最近は、ネットで購入してしまうため、めったに古書市に足を運ぶことがなくなってしまった。でも行ったら行ったで、結構たくさん購入してしまう。リュックが一杯で、持ち上げるのが大変なくらい購入してしまい、高円寺から西武新宿線の都立家政まで歩いたときの恰好は、まるで千葉から野菜や魚を売りに大きな荷物を背負ってきたおばさんのようだったに違いない。


ネットでは中々購入できない本もある。『もう一つの明治美術 明治美術会から太平洋画会』(もう一つの明治美術展実行委員会、2003年)もそんな一冊だ。静岡県立美術館、府中市美術館、長野県信濃美術館、岡山県立美術館が協力して制作した美術展の図録だが、以前、このブログでも書いていた水彩画の話や画像がたくさん詰まっていて、私が書いていたようなことが、たっぷりと詰め込んであり見ごたえのある図録になっている。作家・作品解説や年表も充実しているのが、いい。水彩画の話は途中で途切れてしまいましたが、その内に大下藤次郎、丸山晩霞、三宅克己や中西利雄等も含めて、続きを書いて見ようと思っている。

[作業内容]
[1] 掲載文から「最近は、ネットで購入してしま」を含む箇所を起点に、「を書いて見ようと思っている。」までを一字一句違えずに複写してください。
[2] 掲載文によると、古書市で大量に購入した帰り、筆者は高円寺からどこまで歩きましたか。
以下の行は、上の掲載文とは関係のない内容です。

[抜粋データ]
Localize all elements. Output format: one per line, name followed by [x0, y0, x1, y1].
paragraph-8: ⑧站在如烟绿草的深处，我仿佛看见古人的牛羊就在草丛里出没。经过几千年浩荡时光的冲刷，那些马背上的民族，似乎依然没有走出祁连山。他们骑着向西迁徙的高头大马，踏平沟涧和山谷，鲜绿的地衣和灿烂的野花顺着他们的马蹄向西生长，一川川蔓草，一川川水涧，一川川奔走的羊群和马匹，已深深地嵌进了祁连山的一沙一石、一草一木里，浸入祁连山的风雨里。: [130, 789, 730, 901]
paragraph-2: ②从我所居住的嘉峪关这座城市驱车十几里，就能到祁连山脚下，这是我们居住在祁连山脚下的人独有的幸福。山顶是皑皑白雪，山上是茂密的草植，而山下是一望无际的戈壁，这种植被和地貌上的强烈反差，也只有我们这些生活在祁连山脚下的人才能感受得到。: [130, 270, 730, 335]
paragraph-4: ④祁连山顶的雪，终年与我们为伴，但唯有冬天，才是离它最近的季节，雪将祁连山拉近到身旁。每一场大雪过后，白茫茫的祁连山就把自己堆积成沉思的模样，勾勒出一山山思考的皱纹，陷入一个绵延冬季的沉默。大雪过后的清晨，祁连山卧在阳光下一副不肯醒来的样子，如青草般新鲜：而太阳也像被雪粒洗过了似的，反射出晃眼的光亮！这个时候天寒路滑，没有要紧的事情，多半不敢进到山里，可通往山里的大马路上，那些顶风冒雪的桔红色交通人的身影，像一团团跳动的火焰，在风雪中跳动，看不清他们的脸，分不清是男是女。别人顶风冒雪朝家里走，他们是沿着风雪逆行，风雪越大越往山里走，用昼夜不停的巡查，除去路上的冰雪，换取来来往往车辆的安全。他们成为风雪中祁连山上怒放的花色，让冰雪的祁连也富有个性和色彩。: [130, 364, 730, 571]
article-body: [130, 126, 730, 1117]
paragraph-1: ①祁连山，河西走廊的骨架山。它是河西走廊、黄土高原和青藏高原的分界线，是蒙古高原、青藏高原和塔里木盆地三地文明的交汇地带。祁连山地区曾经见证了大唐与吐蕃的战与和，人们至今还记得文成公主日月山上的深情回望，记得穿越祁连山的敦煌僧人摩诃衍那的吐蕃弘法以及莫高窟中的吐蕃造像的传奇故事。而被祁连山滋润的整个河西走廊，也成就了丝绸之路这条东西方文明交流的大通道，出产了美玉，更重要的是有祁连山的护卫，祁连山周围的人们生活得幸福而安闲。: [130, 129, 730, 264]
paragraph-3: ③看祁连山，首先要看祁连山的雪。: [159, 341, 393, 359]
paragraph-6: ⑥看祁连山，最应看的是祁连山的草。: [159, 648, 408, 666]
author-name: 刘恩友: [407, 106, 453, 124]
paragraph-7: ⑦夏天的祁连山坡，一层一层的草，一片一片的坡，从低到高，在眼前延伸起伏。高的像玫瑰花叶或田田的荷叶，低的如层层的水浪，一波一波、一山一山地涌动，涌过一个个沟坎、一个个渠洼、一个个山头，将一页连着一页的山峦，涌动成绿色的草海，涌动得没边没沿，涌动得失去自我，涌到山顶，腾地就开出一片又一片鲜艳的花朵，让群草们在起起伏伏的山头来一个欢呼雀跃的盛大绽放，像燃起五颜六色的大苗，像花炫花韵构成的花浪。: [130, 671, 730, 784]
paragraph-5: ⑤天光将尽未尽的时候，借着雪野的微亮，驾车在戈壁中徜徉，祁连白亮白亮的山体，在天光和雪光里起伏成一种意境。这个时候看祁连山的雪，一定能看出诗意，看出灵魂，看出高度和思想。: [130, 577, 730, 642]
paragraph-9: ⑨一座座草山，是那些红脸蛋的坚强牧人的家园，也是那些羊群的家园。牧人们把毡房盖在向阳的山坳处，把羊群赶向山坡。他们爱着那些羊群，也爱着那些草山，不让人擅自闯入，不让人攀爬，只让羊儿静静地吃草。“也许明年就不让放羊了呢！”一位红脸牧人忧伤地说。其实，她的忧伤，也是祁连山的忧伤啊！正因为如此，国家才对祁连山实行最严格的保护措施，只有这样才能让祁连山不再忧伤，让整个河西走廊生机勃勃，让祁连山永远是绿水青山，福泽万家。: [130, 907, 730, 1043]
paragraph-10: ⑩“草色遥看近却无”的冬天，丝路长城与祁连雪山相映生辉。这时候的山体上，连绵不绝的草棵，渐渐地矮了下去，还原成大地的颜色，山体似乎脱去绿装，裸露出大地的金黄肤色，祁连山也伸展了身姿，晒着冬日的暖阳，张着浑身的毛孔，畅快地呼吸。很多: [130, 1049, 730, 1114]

[解答結果]
[1]
最近は、ネットで購入してしまうため、めったに古書市に足を運ぶことがなくなってしまった。でも行ったら行ったで、結構たくさん購入してしまう。リュックが一杯で、持ち上げるのが大変なくらい購入してしまい、高円寺から西武新宿線の都立家政まで歩いたときの恰好は、まるで千葉から野菜や魚を売りに大きな荷物を背負ってきたおばさんのようだったに違いない。


ネットでは中々購入できない本もある。『もう一つの明治美術 明治美術会から太平洋画会』(もう一つの明治美術展実行委員会、2003年)もそんな一冊だ。静岡県立美術館、府中市美術館、長野県信濃美術館、岡山県立美術館が協力して制作した美術展の図録だが、以前、このブログでも書いていた水彩画の話や画像がたくさん詰まっていて、私が書いていたようなことが、たっぷりと詰め込んであり見ごたえのある図録になっている。作家・作品解説や年表も充実しているのが、いい。水彩画の話は途中で途切れてしまいましたが、その内に大下藤次郎、丸山晩霞、三宅克己や中西利雄等も含めて、続きを書いて見ようと思っている。

[2] 西武新宿線の都立家政まで。